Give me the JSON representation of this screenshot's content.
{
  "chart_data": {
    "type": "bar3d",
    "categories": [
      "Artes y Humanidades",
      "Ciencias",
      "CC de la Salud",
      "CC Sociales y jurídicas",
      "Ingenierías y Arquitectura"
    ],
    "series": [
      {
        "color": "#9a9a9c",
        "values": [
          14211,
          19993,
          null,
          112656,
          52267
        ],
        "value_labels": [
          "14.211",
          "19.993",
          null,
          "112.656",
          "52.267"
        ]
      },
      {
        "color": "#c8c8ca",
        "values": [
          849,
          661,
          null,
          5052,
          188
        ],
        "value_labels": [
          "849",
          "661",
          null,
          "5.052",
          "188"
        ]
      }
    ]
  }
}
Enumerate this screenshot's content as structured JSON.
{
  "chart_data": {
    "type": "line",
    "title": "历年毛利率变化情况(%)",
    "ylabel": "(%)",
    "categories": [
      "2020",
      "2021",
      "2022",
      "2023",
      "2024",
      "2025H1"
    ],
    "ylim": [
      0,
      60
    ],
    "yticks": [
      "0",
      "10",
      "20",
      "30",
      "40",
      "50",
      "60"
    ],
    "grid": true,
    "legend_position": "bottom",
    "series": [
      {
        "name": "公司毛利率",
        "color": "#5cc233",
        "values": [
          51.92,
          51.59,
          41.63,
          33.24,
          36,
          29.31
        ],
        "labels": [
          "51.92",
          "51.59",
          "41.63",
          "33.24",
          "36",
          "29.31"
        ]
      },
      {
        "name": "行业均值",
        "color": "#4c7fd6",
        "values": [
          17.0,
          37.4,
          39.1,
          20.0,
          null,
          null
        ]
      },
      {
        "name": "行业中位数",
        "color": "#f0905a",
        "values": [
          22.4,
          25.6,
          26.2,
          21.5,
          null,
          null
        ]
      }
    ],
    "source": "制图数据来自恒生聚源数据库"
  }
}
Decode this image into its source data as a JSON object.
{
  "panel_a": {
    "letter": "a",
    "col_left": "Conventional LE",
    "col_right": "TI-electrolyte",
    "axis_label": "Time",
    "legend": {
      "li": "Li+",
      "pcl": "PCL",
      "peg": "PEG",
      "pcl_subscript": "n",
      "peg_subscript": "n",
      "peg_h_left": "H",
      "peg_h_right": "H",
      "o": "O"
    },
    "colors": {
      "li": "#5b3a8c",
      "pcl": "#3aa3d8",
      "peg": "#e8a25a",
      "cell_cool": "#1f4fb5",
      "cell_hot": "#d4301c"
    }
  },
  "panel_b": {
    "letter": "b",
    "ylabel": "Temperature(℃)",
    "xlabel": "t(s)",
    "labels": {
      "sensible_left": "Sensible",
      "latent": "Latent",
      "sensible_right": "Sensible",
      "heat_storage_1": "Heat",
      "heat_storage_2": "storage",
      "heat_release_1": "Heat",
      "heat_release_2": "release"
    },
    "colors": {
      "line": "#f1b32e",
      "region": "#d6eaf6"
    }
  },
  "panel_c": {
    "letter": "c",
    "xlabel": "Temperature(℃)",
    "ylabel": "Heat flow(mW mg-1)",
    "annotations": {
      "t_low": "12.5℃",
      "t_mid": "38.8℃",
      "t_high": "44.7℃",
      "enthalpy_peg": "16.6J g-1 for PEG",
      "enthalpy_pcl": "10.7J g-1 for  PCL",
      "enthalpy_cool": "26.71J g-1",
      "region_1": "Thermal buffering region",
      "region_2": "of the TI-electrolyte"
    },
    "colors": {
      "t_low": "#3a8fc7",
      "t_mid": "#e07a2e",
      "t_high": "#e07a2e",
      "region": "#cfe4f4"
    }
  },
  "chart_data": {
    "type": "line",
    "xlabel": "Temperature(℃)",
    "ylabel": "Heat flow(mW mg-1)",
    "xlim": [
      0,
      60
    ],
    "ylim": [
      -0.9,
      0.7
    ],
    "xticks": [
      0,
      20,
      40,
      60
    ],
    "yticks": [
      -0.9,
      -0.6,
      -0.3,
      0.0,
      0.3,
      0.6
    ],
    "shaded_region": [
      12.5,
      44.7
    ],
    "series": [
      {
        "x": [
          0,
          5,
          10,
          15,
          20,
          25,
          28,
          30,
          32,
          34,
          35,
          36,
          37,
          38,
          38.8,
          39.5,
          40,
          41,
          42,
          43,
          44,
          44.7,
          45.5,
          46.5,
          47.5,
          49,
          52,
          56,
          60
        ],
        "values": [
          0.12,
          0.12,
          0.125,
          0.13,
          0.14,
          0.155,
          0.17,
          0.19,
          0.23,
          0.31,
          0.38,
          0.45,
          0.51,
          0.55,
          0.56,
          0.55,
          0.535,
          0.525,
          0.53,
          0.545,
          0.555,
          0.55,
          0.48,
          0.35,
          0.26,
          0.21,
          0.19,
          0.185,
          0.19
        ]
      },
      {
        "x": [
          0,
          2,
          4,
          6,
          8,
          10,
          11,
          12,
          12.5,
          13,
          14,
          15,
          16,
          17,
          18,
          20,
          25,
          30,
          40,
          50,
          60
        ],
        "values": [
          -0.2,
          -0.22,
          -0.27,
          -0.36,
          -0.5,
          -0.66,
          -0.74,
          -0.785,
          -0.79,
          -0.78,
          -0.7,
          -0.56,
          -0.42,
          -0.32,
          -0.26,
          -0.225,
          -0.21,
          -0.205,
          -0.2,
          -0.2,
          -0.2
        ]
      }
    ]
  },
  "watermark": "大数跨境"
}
....
§ To do
Can you restate every record above word for word?

§ Result of the task
Give me the JSON representation of this screenshot's content.
{
  "chart_data": {
    "type": "bar3d",
    "categories": [
      "Artes y Humanidades",
      "Ciencias",
      "CC de la Salud",
      "CC Sociales y jurídicas",
      "Ingenierías y Arquitectura"
    ],
    "series": [
      {
        "color": "#9a9a9c",
        "values": [
          14211,
          19993,
          null,
          112656,
          52267
        ],
        "value_labels": [
          "14.211",
          "19.993",
          null,
          "112.656",
          "52.267"
        ]
      },
      {
        "color": "#c8c8ca",
        "values": [
          849,
          661,
          null,
          5052,
          188
        ],
        "value_labels": [
          "849",
          "661",
          null,
          "5.052",
          "188"
        ]
      }
    ]
  }
}
Enumerate this screenshot's content as structured JSON.
{
  "chart_data": {
    "type": "line",
    "title": "历年毛利率变化情况(%)",
    "ylabel": "(%)",
    "categories": [
      "2020",
      "2021",
      "2022",
      "2023",
      "2024",
      "2025H1"
    ],
    "ylim": [
      0,
      60
    ],
    "yticks": [
      "0",
      "10",
      "20",
      "30",
      "40",
      "50",
      "60"
    ],
    "grid": true,
    "legend_position": "bottom",
    "series": [
      {
        "name": "公司毛利率",
        "color": "#5cc233",
        "values": [
          51.92,
          51.59,
          41.63,
          33.24,
          36,
          29.31
        ],
        "labels": [
          "51.92",
          "51.59",
          "41.63",
          "33.24",
          "36",
          "29.31"
        ]
      },
      {
        "name": "行业均值",
        "color": "#4c7fd6",
        "values": [
          17.0,
          37.4,
          39.1,
          20.0,
          null,
          null
        ]
      },
      {
        "name": "行业中位数",
        "color": "#f0905a",
        "values": [
          22.4,
          25.6,
          26.2,
          21.5,
          null,
          null
        ]
      }
    ],
    "source": "制图数据来自恒生聚源数据库"
  }
}
Decode this image into its source data as a JSON object.
{
  "panel_a": {
    "letter": "a",
    "col_left": "Conventional LE",
    "col_right": "TI-electrolyte",
    "axis_label": "Time",
    "legend": {
      "li": "Li+",
      "pcl": "PCL",
      "peg": "PEG",
      "pcl_subscript": "n",
      "peg_subscript": "n",
      "peg_h_left": "H",
      "peg_h_right": "H",
      "o": "O"
    },
    "colors": {
      "li": "#5b3a8c",
      "pcl": "#3aa3d8",
      "peg": "#e8a25a",
      "cell_cool": "#1f4fb5",
      "cell_hot": "#d4301c"
    }
  },
  "panel_b": {
    "letter": "b",
    "ylabel": "Temperature(℃)",
    "xlabel": "t(s)",
    "labels": {
      "sensible_left": "Sensible",
      "latent": "Latent",
      "sensible_right": "Sensible",
      "heat_storage_1": "Heat",
      "heat_storage_2": "storage",
      "heat_release_1": "Heat",
      "heat_release_2": "release"
    },
    "colors": {
      "line": "#f1b32e",
      "region": "#d6eaf6"
    }
  },
  "panel_c": {
    "letter": "c",
    "xlabel": "Temperature(℃)",
    "ylabel": "Heat flow(mW mg-1)",
    "annotations": {
      "t_low": "12.5℃",
      "t_mid": "38.8℃",
      "t_high": "44.7℃",
      "enthalpy_peg": "16.6J g-1 for PEG",
      "enthalpy_pcl": "10.7J g-1 for  PCL",
      "enthalpy_cool": "26.71J g-1",
      "region_1": "Thermal buffering region",
      "region_2": "of the TI-electrolyte"
    },
    "colors": {
      "t_low": "#3a8fc7",
      "t_mid": "#e07a2e",
      "t_high": "#e07a2e",
      "region": "#cfe4f4"
    }
  },
  "chart_data": {
    "type": "line",
    "xlabel": "Temperature(℃)",
    "ylabel": "Heat flow(mW mg-1)",
    "xlim": [
      0,
      60
    ],
    "ylim": [
      -0.9,
      0.7
    ],
    "xticks": [
      0,
      20,
      40,
      60
    ],
    "yticks": [
      -0.9,
      -0.6,
      -0.3,
      0.0,
      0.3,
      0.6
    ],
    "shaded_region": [
      12.5,
      44.7
    ],
    "series": [
      {
        "x": [
          0,
          5,
          10,
          15,
          20,
          25,
          28,
          30,
          32,
          34,
          35,
          36,
          37,
          38,
          38.8,
          39.5,
          40,
          41,
          42,
          43,
          44,
          44.7,
          45.5,
          46.5,
          47.5,
          49,
          52,
          56,
          60
        ],
        "values": [
          0.12,
          0.12,
          0.125,
          0.13,
          0.14,
          0.155,
          0.17,
          0.19,
          0.23,
          0.31,
          0.38,
          0.45,
          0.51,
          0.55,
          0.56,
          0.55,
          0.535,
          0.525,
          0.53,
          0.545,
          0.555,
          0.55,
          0.48,
          0.35,
          0.26,
          0.21,
          0.19,
          0.185,
          0.19
        ]
      },
      {
        "x": [
          0,
          2,
          4,
          6,
          8,
          10,
          11,
          12,
          12.5,
          13,
          14,
          15,
          16,
          17,
          18,
          20,
          25,
          30,
          40,
          50,
          60
        ],
        "values": [
          -0.2,
          -0.22,
          -0.27,
          -0.36,
          -0.5,
          -0.66,
          -0.74,
          -0.785,
          -0.79,
          -0.78,
          -0.7,
          -0.56,
          -0.42,
          -0.32,
          -0.26,
          -0.225,
          -0.21,
          -0.205,
          -0.2,
          -0.2,
          -0.2
        ]
      }
    ]
  },
  "watermark": "大数跨境"
}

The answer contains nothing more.